WHAT IS NEEDED:
Return the entries below verbatim. Pictures stay out.

MATERIALS PROVIDED:
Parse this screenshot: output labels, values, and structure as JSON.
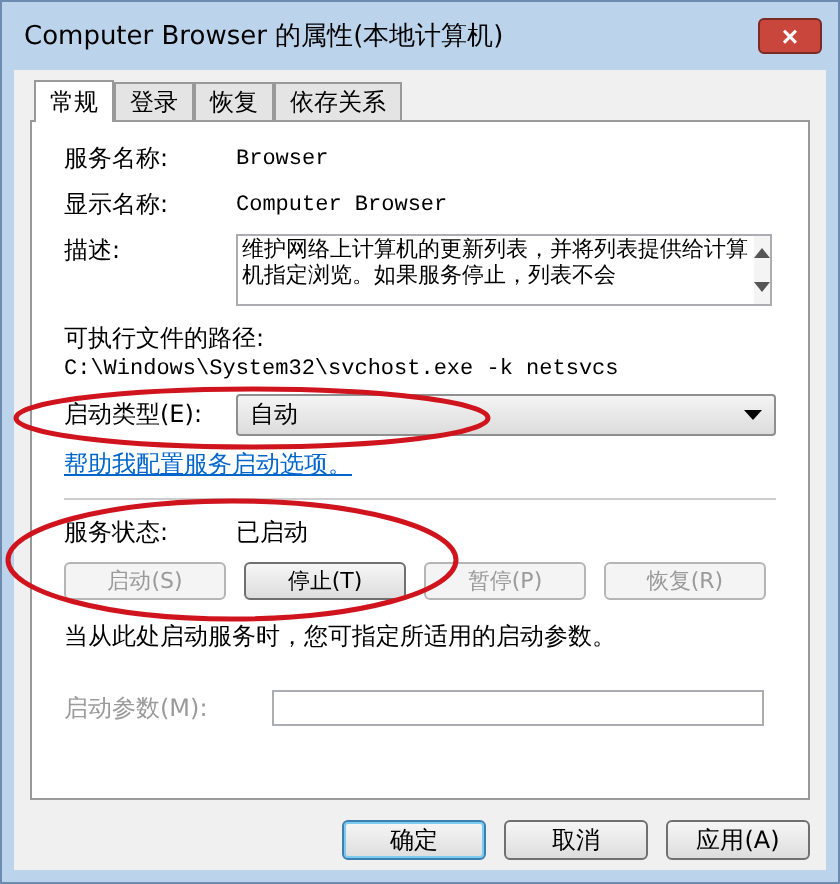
{
  "window": {
    "title": "Computer Browser 的属性(本地计算机)",
    "close": "×"
  },
  "tabs": [
    {
      "label": "常规",
      "selected": true
    },
    {
      "label": "登录",
      "selected": false
    },
    {
      "label": "恢复",
      "selected": false
    },
    {
      "label": "依存关系",
      "selected": false
    }
  ],
  "fields": [
    {
      "label": "服务名称:",
      "value": "Browser"
    },
    {
      "label": "显示名称:",
      "value": "Computer Browser"
    }
  ],
  "description": {
    "label": "描述:",
    "value": "维护网络上计算机的更新列表，并将列表提供给计算机指定浏览。如果服务停止，列表不会"
  },
  "path": {
    "label": "可执行文件的路径:",
    "value": "C:\\Windows\\System32\\svchost.exe -k netsvcs"
  },
  "startup_type": {
    "label": "启动类型(E):",
    "value": "自动"
  },
  "help_link": "帮助我配置服务启动选项。",
  "service_status": {
    "label": "服务状态:",
    "value": "已启动"
  },
  "service_buttons": [
    {
      "label": "启动(S)",
      "disabled": true
    },
    {
      "label": "停止(T)",
      "disabled": false
    },
    {
      "label": "暂停(P)",
      "disabled": true
    },
    {
      "label": "恢复(R)",
      "disabled": true
    }
  ],
  "note": "当从此处启动服务时，您可指定所适用的启动参数。",
  "start_params": {
    "label": "启动参数(M):",
    "disabled": true
  },
  "dialog_buttons": [
    {
      "label": "确定",
      "selected": true
    },
    {
      "label": "取消",
      "selected": false
    },
    {
      "label": "应用(A)",
      "selected": false
    }
  ]
}
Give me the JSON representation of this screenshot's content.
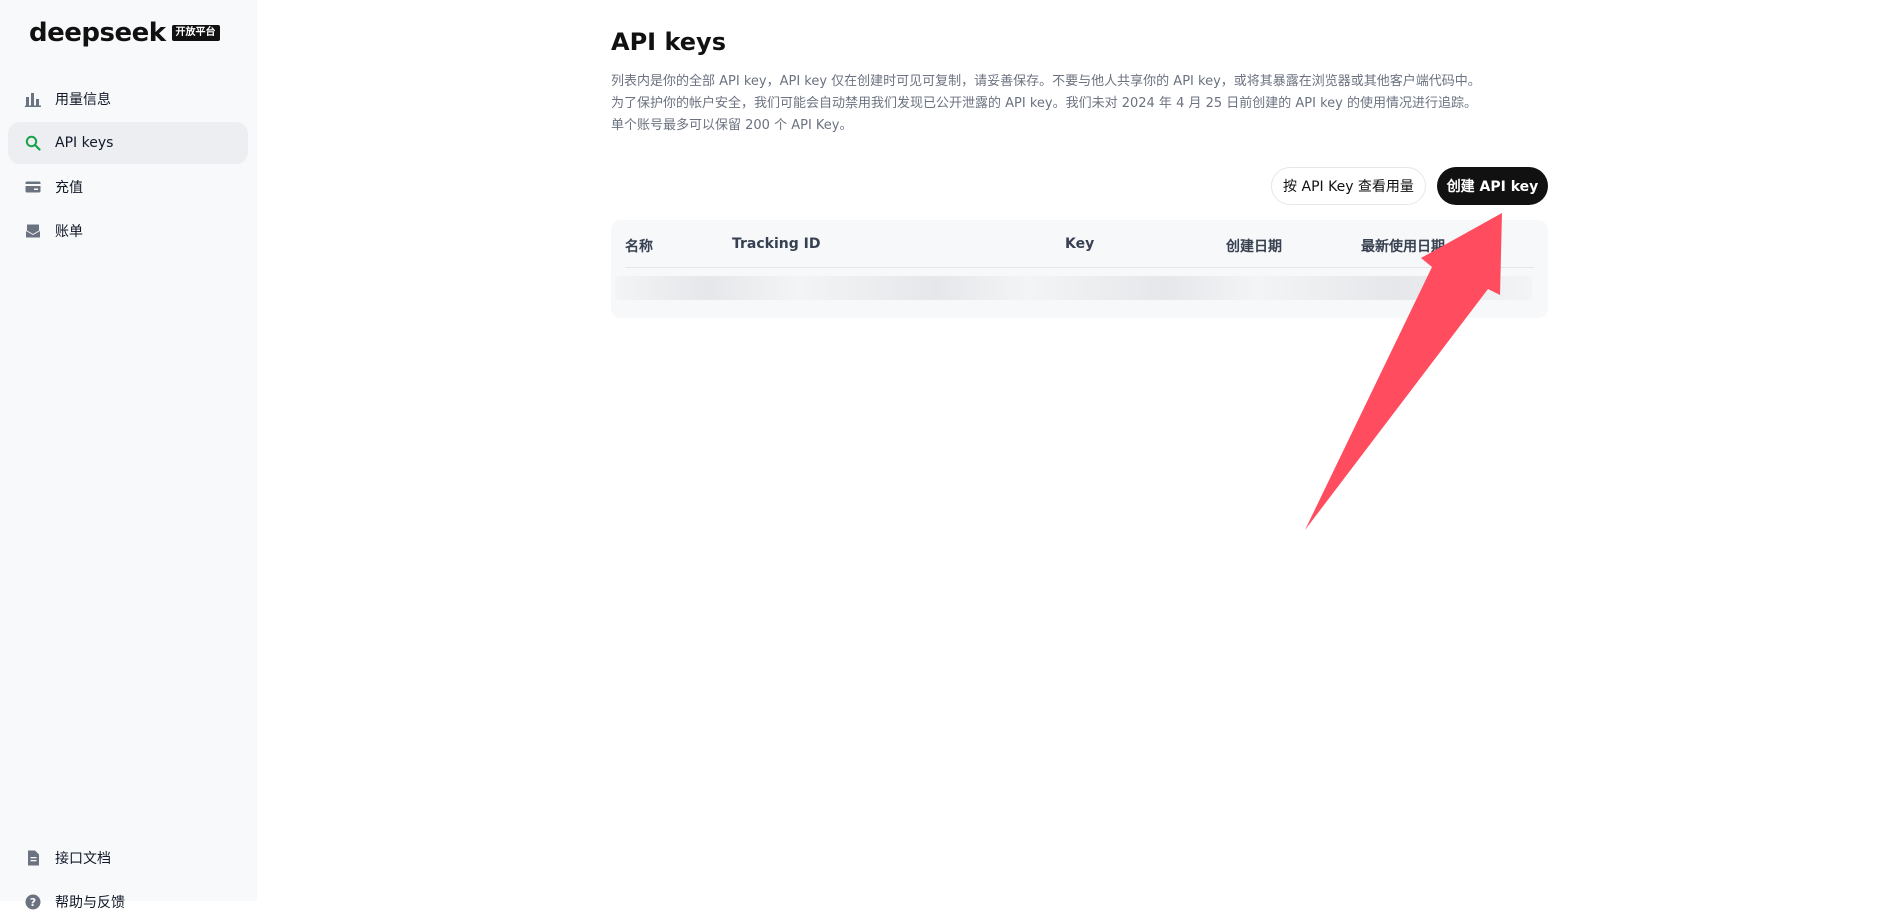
{
  "brand": {
    "name": "deepseek",
    "badge": "开放平台"
  },
  "sidebar": {
    "items": [
      {
        "label": "用量信息",
        "icon": "bar-chart-icon"
      },
      {
        "label": "API keys",
        "icon": "search-icon",
        "active": true
      },
      {
        "label": "充值",
        "icon": "card-icon"
      },
      {
        "label": "账单",
        "icon": "inbox-icon"
      }
    ],
    "bottom": [
      {
        "label": "接口文档",
        "icon": "document-icon"
      },
      {
        "label": "帮助与反馈",
        "icon": "help-icon"
      }
    ]
  },
  "main": {
    "title": "API keys",
    "description": [
      "列表内是你的全部 API key，API key 仅在创建时可见可复制，请妥善保存。不要与他人共享你的 API key，或将其暴露在浏览器或其他客户端代码中。",
      "为了保护你的帐户安全，我们可能会自动禁用我们发现已公开泄露的 API key。我们未对 2024 年 4 月 25 日前创建的 API key 的使用情况进行追踪。",
      "单个账号最多可以保留 200 个 API Key。"
    ],
    "buttons": {
      "usage": "按 API Key 查看用量",
      "create": "创建 API key"
    },
    "table": {
      "columns": [
        "名称",
        "Tracking ID",
        "Key",
        "创建日期",
        "最新使用日期"
      ]
    }
  },
  "colors": {
    "accent": "#111111",
    "active_icon": "#16a34a",
    "annotation_arrow": "#ff4d5f"
  }
}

SOLUTION BELOW:
Parse this screenshot: output labels, values, and structure as JSON.
{
  "window": {
    "title": "Computer Browser 的属性(本地计算机)",
    "close": "×"
  },
  "tabs": [
    {
      "label": "常规",
      "selected": true
    },
    {
      "label": "登录",
      "selected": false
    },
    {
      "label": "恢复",
      "selected": false
    },
    {
      "label": "依存关系",
      "selected": false
    }
  ],
  "fields": [
    {
      "label": "服务名称:",
      "value": "Browser"
    },
    {
      "label": "显示名称:",
      "value": "Computer Browser"
    }
  ],
  "description": {
    "label": "描述:",
    "value": "维护网络上计算机的更新列表，并将列表提供给计算机指定浏览。如果服务停止，列表不会"
  },
  "path": {
    "label": "可执行文件的路径:",
    "value": "C:\\Windows\\System32\\svchost.exe -k netsvcs"
  },
  "startup_type": {
    "label": "启动类型(E):",
    "value": "自动"
  },
  "help_link": "帮助我配置服务启动选项。",
  "service_status": {
    "label": "服务状态:",
    "value": "已启动"
  },
  "service_buttons": [
    {
      "label": "启动(S)",
      "disabled": true
    },
    {
      "label": "停止(T)",
      "disabled": false
    },
    {
      "label": "暂停(P)",
      "disabled": true
    },
    {
      "label": "恢复(R)",
      "disabled": true
    }
  ],
  "note": "当从此处启动服务时，您可指定所适用的启动参数。",
  "start_params": {
    "label": "启动参数(M):",
    "disabled": true
  },
  "dialog_buttons": [
    {
      "label": "确定",
      "selected": true
    },
    {
      "label": "取消",
      "selected": false
    },
    {
      "label": "应用(A)",
      "selected": false
    }
  ]
}
Give me the JSON representation of this screenshot's content.
{
  "brand": {
    "name": "deepseek",
    "badge": "开放平台"
  },
  "sidebar": {
    "items": [
      {
        "label": "用量信息",
        "icon": "bar-chart-icon"
      },
      {
        "label": "API keys",
        "icon": "search-icon",
        "active": true
      },
      {
        "label": "充值",
        "icon": "card-icon"
      },
      {
        "label": "账单",
        "icon": "inbox-icon"
      }
    ],
    "bottom": [
      {
        "label": "接口文档",
        "icon": "document-icon"
      },
      {
        "label": "帮助与反馈",
        "icon": "help-icon"
      }
    ]
  },
  "main": {
    "title": "API keys",
    "description": [
      "列表内是你的全部 API key，API key 仅在创建时可见可复制，请妥善保存。不要与他人共享你的 API key，或将其暴露在浏览器或其他客户端代码中。",
      "为了保护你的帐户安全，我们可能会自动禁用我们发现已公开泄露的 API key。我们未对 2024 年 4 月 25 日前创建的 API key 的使用情况进行追踪。",
      "单个账号最多可以保留 200 个 API Key。"
    ],
    "buttons": {
      "usage": "按 API Key 查看用量",
      "create": "创建 API key"
    },
    "table": {
      "columns": [
        "名称",
        "Tracking ID",
        "Key",
        "创建日期",
        "最新使用日期"
      ]
    }
  },
  "colors": {
    "accent": "#111111",
    "active_icon": "#16a34a",
    "annotation_arrow": "#ff4d5f"
  }
}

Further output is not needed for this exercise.